____ THE RECORDS
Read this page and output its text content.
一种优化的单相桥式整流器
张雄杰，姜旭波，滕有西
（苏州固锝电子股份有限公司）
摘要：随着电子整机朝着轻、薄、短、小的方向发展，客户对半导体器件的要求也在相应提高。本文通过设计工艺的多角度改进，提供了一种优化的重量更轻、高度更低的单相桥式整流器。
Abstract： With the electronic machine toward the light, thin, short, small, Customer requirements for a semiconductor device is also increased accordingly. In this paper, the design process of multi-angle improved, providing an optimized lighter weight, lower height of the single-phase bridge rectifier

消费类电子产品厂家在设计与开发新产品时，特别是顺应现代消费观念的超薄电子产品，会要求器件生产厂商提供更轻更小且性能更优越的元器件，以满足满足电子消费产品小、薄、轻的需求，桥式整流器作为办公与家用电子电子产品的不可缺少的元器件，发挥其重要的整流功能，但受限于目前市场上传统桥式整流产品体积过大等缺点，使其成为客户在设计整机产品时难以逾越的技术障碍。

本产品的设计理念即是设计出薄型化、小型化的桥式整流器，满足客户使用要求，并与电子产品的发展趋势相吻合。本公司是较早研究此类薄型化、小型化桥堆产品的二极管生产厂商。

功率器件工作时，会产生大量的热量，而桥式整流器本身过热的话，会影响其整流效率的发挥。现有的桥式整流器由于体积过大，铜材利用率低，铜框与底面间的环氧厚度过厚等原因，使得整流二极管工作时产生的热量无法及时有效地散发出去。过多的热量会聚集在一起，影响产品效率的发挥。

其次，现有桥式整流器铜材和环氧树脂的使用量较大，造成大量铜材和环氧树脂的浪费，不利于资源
________
SET TASK:
Report each line of the material above where the word "this" appears.

REPLY TO THE EXERCISE:
Read this page and output its text content.
Abstract： With the electronic machine toward the light, thin, short, small, Customer requirements for a semiconductor device is also increased accordingly. In this paper, the design process of multi-angle improved, providing an optimized lighter weight, lower height of the single-phase bridge rectifier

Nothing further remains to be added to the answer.